*THE EXERCISE:*
Write out the data again in full, exactly as it reads.

* START DATASET RECORDS *

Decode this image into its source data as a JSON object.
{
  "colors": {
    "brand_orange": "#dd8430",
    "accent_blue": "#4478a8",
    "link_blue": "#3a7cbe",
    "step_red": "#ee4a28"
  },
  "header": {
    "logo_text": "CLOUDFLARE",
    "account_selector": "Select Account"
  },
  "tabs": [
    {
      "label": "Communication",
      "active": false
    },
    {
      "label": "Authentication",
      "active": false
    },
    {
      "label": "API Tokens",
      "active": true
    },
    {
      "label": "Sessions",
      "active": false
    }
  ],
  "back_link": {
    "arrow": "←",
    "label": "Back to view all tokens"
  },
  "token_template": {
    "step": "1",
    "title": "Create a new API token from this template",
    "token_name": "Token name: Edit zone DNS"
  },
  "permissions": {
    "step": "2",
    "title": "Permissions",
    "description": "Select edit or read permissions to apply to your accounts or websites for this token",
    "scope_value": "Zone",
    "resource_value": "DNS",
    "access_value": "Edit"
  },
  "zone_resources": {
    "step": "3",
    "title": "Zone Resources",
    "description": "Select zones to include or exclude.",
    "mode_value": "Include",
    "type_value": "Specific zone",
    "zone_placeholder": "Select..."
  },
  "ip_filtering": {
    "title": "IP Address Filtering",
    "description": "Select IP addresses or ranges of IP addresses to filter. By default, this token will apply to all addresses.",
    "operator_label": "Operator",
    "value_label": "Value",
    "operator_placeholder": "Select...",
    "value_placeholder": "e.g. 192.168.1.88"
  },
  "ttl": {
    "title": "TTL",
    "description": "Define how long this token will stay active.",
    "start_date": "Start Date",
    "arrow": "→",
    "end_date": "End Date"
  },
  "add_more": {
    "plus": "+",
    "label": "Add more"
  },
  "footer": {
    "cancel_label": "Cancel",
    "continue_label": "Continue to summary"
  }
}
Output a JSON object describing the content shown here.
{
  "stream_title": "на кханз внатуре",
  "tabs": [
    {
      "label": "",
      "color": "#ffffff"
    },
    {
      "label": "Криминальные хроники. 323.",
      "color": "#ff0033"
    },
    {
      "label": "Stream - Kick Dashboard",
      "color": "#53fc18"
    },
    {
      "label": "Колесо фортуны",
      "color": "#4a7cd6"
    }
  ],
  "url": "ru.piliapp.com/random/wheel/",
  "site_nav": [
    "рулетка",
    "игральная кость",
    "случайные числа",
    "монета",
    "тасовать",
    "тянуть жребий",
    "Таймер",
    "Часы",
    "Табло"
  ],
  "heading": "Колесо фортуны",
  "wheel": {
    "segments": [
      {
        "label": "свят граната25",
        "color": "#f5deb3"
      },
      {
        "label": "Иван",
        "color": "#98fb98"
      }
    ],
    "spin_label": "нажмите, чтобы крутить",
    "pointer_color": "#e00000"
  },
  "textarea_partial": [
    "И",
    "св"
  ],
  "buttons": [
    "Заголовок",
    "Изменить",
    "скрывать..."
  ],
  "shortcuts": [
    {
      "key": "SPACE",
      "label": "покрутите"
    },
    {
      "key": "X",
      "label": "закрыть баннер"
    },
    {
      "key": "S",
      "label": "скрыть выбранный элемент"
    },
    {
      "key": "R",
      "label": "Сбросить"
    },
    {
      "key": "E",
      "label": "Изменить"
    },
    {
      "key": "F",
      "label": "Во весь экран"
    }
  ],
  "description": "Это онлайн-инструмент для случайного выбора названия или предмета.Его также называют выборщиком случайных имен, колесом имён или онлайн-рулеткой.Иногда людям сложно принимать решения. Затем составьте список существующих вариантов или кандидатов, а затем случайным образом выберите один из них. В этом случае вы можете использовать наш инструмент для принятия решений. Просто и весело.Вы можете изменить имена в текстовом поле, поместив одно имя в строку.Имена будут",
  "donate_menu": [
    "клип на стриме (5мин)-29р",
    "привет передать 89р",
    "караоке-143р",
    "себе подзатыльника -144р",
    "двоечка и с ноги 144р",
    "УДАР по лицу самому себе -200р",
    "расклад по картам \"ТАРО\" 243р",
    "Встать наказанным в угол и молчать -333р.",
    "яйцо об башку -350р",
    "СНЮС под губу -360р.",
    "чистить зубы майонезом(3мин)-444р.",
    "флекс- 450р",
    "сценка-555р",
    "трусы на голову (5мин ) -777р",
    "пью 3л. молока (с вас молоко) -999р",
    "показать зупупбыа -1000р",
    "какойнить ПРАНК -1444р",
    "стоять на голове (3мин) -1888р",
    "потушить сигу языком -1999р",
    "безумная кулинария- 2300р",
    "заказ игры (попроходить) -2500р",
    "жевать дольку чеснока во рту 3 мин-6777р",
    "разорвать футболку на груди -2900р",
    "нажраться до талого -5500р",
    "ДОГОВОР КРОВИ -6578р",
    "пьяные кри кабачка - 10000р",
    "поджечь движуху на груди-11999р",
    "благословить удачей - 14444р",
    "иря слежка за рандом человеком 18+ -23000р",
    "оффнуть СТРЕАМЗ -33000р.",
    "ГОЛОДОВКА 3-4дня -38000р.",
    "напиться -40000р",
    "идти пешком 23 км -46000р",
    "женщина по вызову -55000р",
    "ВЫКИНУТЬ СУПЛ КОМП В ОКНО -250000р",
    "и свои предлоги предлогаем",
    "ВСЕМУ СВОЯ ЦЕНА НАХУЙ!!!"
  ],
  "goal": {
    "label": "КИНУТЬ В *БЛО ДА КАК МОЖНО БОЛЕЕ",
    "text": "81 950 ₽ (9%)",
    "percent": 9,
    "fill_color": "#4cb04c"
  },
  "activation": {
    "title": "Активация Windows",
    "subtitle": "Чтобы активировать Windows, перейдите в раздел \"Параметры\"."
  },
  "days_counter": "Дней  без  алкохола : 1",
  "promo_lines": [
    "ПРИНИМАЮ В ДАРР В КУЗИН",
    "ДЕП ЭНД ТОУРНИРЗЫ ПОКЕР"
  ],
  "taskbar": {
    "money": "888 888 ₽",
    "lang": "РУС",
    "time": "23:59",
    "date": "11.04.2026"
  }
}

* END DATASET RECORDS *

*ANSWER BELOW:*
Decode this image into its source data as a JSON object.
{
  "colors": {
    "brand_orange": "#dd8430",
    "accent_blue": "#4478a8",
    "link_blue": "#3a7cbe",
    "step_red": "#ee4a28"
  },
  "header": {
    "logo_text": "CLOUDFLARE",
    "account_selector": "Select Account"
  },
  "tabs": [
    {
      "label": "Communication",
      "active": false
    },
    {
      "label": "Authentication",
      "active": false
    },
    {
      "label": "API Tokens",
      "active": true
    },
    {
      "label": "Sessions",
      "active": false
    }
  ],
  "back_link": {
    "arrow": "←",
    "label": "Back to view all tokens"
  },
  "token_template": {
    "step": "1",
    "title": "Create a new API token from this template",
    "token_name": "Token name: Edit zone DNS"
  },
  "permissions": {
    "step": "2",
    "title": "Permissions",
    "description": "Select edit or read permissions to apply to your accounts or websites for this token",
    "scope_value": "Zone",
    "resource_value": "DNS",
    "access_value": "Edit"
  },
  "zone_resources": {
    "step": "3",
    "title": "Zone Resources",
    "description": "Select zones to include or exclude.",
    "mode_value": "Include",
    "type_value": "Specific zone",
    "zone_placeholder": "Select..."
  },
  "ip_filtering": {
    "title": "IP Address Filtering",
    "description": "Select IP addresses or ranges of IP addresses to filter. By default, this token will apply to all addresses.",
    "operator_label": "Operator",
    "value_label": "Value",
    "operator_placeholder": "Select...",
    "value_placeholder": "e.g. 192.168.1.88"
  },
  "ttl": {
    "title": "TTL",
    "description": "Define how long this token will stay active.",
    "start_date": "Start Date",
    "arrow": "→",
    "end_date": "End Date"
  },
  "add_more": {
    "plus": "+",
    "label": "Add more"
  },
  "footer": {
    "cancel_label": "Cancel",
    "continue_label": "Continue to summary"
  }
}
Output a JSON object describing the content shown here.
{
  "stream_title": "на кханз внатуре",
  "tabs": [
    {
      "label": "",
      "color": "#ffffff"
    },
    {
      "label": "Криминальные хроники. 323.",
      "color": "#ff0033"
    },
    {
      "label": "Stream - Kick Dashboard",
      "color": "#53fc18"
    },
    {
      "label": "Колесо фортуны",
      "color": "#4a7cd6"
    }
  ],
  "url": "ru.piliapp.com/random/wheel/",
  "site_nav": [
    "рулетка",
    "игральная кость",
    "случайные числа",
    "монета",
    "тасовать",
    "тянуть жребий",
    "Таймер",
    "Часы",
    "Табло"
  ],
  "heading": "Колесо фортуны",
  "wheel": {
    "segments": [
      {
        "label": "свят граната25",
        "color": "#f5deb3"
      },
      {
        "label": "Иван",
        "color": "#98fb98"
      }
    ],
    "spin_label": "нажмите, чтобы крутить",
    "pointer_color": "#e00000"
  },
  "textarea_partial": [
    "И",
    "св"
  ],
  "buttons": [
    "Заголовок",
    "Изменить",
    "скрывать..."
  ],
  "shortcuts": [
    {
      "key": "SPACE",
      "label": "покрутите"
    },
    {
      "key": "X",
      "label": "закрыть баннер"
    },
    {
      "key": "S",
      "label": "скрыть выбранный элемент"
    },
    {
      "key": "R",
      "label": "Сбросить"
    },
    {
      "key": "E",
      "label": "Изменить"
    },
    {
      "key": "F",
      "label": "Во весь экран"
    }
  ],
  "description": "Это онлайн-инструмент для случайного выбора названия или предмета.Его также называют выборщиком случайных имен, колесом имён или онлайн-рулеткой.Иногда людям сложно принимать решения. Затем составьте список существующих вариантов или кандидатов, а затем случайным образом выберите один из них. В этом случае вы можете использовать наш инструмент для принятия решений. Просто и весело.Вы можете изменить имена в текстовом поле, поместив одно имя в строку.Имена будут",
  "donate_menu": [
    "клип на стриме (5мин)-29р",
    "привет передать 89р",
    "караоке-143р",
    "себе подзатыльника -144р",
    "двоечка и с ноги 144р",
    "УДАР по лицу самому себе -200р",
    "расклад по картам \"ТАРО\" 243р",
    "Встать наказанным в угол и молчать -333р.",
    "яйцо об башку -350р",
    "СНЮС под губу -360р.",
    "чистить зубы майонезом(3мин)-444р.",
    "флекс- 450р",
    "сценка-555р",
    "трусы на голову (5мин ) -777р",
    "пью 3л. молока (с вас молоко) -999р",
    "показать зупупбыа -1000р",
    "какойнить ПРАНК -1444р",
    "стоять на голове (3мин) -1888р",
    "потушить сигу языком -1999р",
    "безумная кулинария- 2300р",
    "заказ игры (попроходить) -2500р",
    "жевать дольку чеснока во рту 3 мин-6777р",
    "разорвать футболку на груди -2900р",
    "нажраться до талого -5500р",
    "ДОГОВОР КРОВИ -6578р",
    "пьяные кри кабачка - 10000р",
    "поджечь движуху на груди-11999р",
    "благословить удачей - 14444р",
    "иря слежка за рандом человеком 18+ -23000р",
    "оффнуть СТРЕАМЗ -33000р.",
    "ГОЛОДОВКА 3-4дня -38000р.",
    "напиться -40000р",
    "идти пешком 23 км -46000р",
    "женщина по вызову -55000р",
    "ВЫКИНУТЬ СУПЛ КОМП В ОКНО -250000р",
    "и свои предлоги предлогаем",
    "ВСЕМУ СВОЯ ЦЕНА НАХУЙ!!!"
  ],
  "goal": {
    "label": "КИНУТЬ В *БЛО ДА КАК МОЖНО БОЛЕЕ",
    "text": "81 950 ₽ (9%)",
    "percent": 9,
    "fill_color": "#4cb04c"
  },
  "activation": {
    "title": "Активация Windows",
    "subtitle": "Чтобы активировать Windows, перейдите в раздел \"Параметры\"."
  },
  "days_counter": "Дней  без  алкохола : 1",
  "promo_lines": [
    "ПРИНИМАЮ В ДАРР В КУЗИН",
    "ДЕП ЭНД ТОУРНИРЗЫ ПОКЕР"
  ],
  "taskbar": {
    "money": "888 888 ₽",
    "lang": "РУС",
    "time": "23:59",
    "date": "11.04.2026"
  }
}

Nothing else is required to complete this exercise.